Set exercise:
Each entry below is to be extracted exactly.

#### Dataset excerpts ####

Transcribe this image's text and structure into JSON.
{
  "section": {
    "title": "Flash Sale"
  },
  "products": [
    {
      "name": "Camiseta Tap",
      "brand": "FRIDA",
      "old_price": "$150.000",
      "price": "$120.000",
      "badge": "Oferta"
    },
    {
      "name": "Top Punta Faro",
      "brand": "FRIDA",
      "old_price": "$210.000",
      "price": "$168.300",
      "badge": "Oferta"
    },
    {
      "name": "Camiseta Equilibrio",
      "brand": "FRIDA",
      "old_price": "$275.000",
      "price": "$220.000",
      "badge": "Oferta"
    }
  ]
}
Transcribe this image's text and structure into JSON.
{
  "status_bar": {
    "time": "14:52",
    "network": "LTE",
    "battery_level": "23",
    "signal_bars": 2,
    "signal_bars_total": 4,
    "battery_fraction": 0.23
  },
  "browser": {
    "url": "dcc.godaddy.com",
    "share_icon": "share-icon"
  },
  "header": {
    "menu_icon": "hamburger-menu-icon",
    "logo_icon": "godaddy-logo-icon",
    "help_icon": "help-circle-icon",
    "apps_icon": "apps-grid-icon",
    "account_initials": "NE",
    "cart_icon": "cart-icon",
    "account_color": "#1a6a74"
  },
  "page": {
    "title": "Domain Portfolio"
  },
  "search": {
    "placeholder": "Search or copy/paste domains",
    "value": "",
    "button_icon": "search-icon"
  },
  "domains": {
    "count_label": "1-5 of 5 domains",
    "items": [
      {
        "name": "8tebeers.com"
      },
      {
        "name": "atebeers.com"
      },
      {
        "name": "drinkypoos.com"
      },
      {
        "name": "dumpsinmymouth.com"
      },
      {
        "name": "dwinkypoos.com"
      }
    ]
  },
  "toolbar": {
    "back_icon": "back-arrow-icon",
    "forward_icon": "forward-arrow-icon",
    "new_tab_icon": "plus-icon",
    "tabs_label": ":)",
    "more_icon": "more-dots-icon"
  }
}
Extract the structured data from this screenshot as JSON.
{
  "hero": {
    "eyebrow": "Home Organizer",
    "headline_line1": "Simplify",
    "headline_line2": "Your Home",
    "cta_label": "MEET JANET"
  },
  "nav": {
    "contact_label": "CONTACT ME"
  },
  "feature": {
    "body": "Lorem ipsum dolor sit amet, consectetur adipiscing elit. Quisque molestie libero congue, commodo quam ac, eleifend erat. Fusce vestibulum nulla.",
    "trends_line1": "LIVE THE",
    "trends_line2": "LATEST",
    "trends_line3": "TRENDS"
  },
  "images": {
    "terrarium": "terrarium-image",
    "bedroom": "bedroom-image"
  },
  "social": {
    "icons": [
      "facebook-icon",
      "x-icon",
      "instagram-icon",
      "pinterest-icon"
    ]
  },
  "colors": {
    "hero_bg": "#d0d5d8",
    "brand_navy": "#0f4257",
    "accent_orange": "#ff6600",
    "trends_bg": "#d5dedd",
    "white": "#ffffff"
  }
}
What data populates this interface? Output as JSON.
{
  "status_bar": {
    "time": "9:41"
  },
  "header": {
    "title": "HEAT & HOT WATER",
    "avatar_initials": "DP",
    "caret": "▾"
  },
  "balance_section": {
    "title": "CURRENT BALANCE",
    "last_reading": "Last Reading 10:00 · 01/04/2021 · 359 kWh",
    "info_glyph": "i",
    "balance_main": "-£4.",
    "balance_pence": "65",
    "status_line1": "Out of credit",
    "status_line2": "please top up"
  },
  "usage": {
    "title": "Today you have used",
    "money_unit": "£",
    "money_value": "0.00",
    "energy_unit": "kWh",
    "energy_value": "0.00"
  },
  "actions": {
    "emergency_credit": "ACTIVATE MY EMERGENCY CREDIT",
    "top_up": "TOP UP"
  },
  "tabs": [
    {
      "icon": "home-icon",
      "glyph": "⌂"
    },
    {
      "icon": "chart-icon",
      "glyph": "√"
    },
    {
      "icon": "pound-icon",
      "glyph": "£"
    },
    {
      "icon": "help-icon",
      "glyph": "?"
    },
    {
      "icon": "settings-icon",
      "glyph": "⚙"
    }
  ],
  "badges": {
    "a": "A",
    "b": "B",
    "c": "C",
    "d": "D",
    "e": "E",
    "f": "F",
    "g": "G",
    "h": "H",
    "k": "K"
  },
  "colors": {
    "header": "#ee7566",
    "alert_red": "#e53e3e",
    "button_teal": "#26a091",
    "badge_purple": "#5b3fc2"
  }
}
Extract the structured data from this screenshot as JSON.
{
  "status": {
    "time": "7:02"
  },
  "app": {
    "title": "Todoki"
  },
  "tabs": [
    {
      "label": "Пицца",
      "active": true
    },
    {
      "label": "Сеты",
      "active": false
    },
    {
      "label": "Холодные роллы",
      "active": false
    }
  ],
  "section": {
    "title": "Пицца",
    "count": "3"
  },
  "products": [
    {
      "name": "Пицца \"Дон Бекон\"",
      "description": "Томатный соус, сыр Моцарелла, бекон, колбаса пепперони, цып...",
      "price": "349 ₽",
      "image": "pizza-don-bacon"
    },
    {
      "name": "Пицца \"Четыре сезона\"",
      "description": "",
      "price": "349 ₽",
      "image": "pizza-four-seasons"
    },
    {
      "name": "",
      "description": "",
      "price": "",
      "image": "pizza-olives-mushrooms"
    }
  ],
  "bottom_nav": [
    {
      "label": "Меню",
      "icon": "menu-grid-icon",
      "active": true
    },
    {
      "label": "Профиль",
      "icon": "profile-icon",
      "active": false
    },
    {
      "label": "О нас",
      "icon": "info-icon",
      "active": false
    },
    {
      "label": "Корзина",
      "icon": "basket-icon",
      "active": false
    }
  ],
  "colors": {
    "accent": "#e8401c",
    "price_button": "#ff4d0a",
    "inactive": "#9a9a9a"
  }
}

####

Solution:
Transcribe this image's text and structure into JSON.
{
  "section": {
    "title": "Flash Sale"
  },
  "products": [
    {
      "name": "Camiseta Tap",
      "brand": "FRIDA",
      "old_price": "$150.000",
      "price": "$120.000",
      "badge": "Oferta"
    },
    {
      "name": "Top Punta Faro",
      "brand": "FRIDA",
      "old_price": "$210.000",
      "price": "$168.300",
      "badge": "Oferta"
    },
    {
      "name": "Camiseta Equilibrio",
      "brand": "FRIDA",
      "old_price": "$275.000",
      "price": "$220.000",
      "badge": "Oferta"
    }
  ]
}
Transcribe this image's text and structure into JSON.
{
  "status_bar": {
    "time": "14:52",
    "network": "LTE",
    "battery_level": "23",
    "signal_bars": 2,
    "signal_bars_total": 4,
    "battery_fraction": 0.23
  },
  "browser": {
    "url": "dcc.godaddy.com",
    "share_icon": "share-icon"
  },
  "header": {
    "menu_icon": "hamburger-menu-icon",
    "logo_icon": "godaddy-logo-icon",
    "help_icon": "help-circle-icon",
    "apps_icon": "apps-grid-icon",
    "account_initials": "NE",
    "cart_icon": "cart-icon",
    "account_color": "#1a6a74"
  },
  "page": {
    "title": "Domain Portfolio"
  },
  "search": {
    "placeholder": "Search or copy/paste domains",
    "value": "",
    "button_icon": "search-icon"
  },
  "domains": {
    "count_label": "1-5 of 5 domains",
    "items": [
      {
        "name": "8tebeers.com"
      },
      {
        "name": "atebeers.com"
      },
      {
        "name": "drinkypoos.com"
      },
      {
        "name": "dumpsinmymouth.com"
      },
      {
        "name": "dwinkypoos.com"
      }
    ]
  },
  "toolbar": {
    "back_icon": "back-arrow-icon",
    "forward_icon": "forward-arrow-icon",
    "new_tab_icon": "plus-icon",
    "tabs_label": ":)",
    "more_icon": "more-dots-icon"
  }
}
Extract the structured data from this screenshot as JSON.
{
  "hero": {
    "eyebrow": "Home Organizer",
    "headline_line1": "Simplify",
    "headline_line2": "Your Home",
    "cta_label": "MEET JANET"
  },
  "nav": {
    "contact_label": "CONTACT ME"
  },
  "feature": {
    "body": "Lorem ipsum dolor sit amet, consectetur adipiscing elit. Quisque molestie libero congue, commodo quam ac, eleifend erat. Fusce vestibulum nulla.",
    "trends_line1": "LIVE THE",
    "trends_line2": "LATEST",
    "trends_line3": "TRENDS"
  },
  "images": {
    "terrarium": "terrarium-image",
    "bedroom": "bedroom-image"
  },
  "social": {
    "icons": [
      "facebook-icon",
      "x-icon",
      "instagram-icon",
      "pinterest-icon"
    ]
  },
  "colors": {
    "hero_bg": "#d0d5d8",
    "brand_navy": "#0f4257",
    "accent_orange": "#ff6600",
    "trends_bg": "#d5dedd",
    "white": "#ffffff"
  }
}
What data populates this interface? Output as JSON.
{
  "status_bar": {
    "time": "9:41"
  },
  "header": {
    "title": "HEAT & HOT WATER",
    "avatar_initials": "DP",
    "caret": "▾"
  },
  "balance_section": {
    "title": "CURRENT BALANCE",
    "last_reading": "Last Reading 10:00 · 01/04/2021 · 359 kWh",
    "info_glyph": "i",
    "balance_main": "-£4.",
    "balance_pence": "65",
    "status_line1": "Out of credit",
    "status_line2": "please top up"
  },
  "usage": {
    "title": "Today you have used",
    "money_unit": "£",
    "money_value": "0.00",
    "energy_unit": "kWh",
    "energy_value": "0.00"
  },
  "actions": {
    "emergency_credit": "ACTIVATE MY EMERGENCY CREDIT",
    "top_up": "TOP UP"
  },
  "tabs": [
    {
      "icon": "home-icon",
      "glyph": "⌂"
    },
    {
      "icon": "chart-icon",
      "glyph": "√"
    },
    {
      "icon": "pound-icon",
      "glyph": "£"
    },
    {
      "icon": "help-icon",
      "glyph": "?"
    },
    {
      "icon": "settings-icon",
      "glyph": "⚙"
    }
  ],
  "badges": {
    "a": "A",
    "b": "B",
    "c": "C",
    "d": "D",
    "e": "E",
    "f": "F",
    "g": "G",
    "h": "H",
    "k": "K"
  },
  "colors": {
    "header": "#ee7566",
    "alert_red": "#e53e3e",
    "button_teal": "#26a091",
    "badge_purple": "#5b3fc2"
  }
}
Extract the structured data from this screenshot as JSON.
{
  "status": {
    "time": "7:02"
  },
  "app": {
    "title": "Todoki"
  },
  "tabs": [
    {
      "label": "Пицца",
      "active": true
    },
    {
      "label": "Сеты",
      "active": false
    },
    {
      "label": "Холодные роллы",
      "active": false
    }
  ],
  "section": {
    "title": "Пицца",
    "count": "3"
  },
  "products": [
    {
      "name": "Пицца \"Дон Бекон\"",
      "description": "Томатный соус, сыр Моцарелла, бекон, колбаса пепперони, цып...",
      "price": "349 ₽",
      "image": "pizza-don-bacon"
    },
    {
      "name": "Пицца \"Четыре сезона\"",
      "description": "",
      "price": "349 ₽",
      "image": "pizza-four-seasons"
    },
    {
      "name": "",
      "description": "",
      "price": "",
      "image": "pizza-olives-mushrooms"
    }
  ],
  "bottom_nav": [
    {
      "label": "Меню",
      "icon": "menu-grid-icon",
      "active": true
    },
    {
      "label": "Профиль",
      "icon": "profile-icon",
      "active": false
    },
    {
      "label": "О нас",
      "icon": "info-icon",
      "active": false
    },
    {
      "label": "Корзина",
      "icon": "basket-icon",
      "active": false
    }
  ],
  "colors": {
    "accent": "#e8401c",
    "price_button": "#ff4d0a",
    "inactive": "#9a9a9a"
  }
}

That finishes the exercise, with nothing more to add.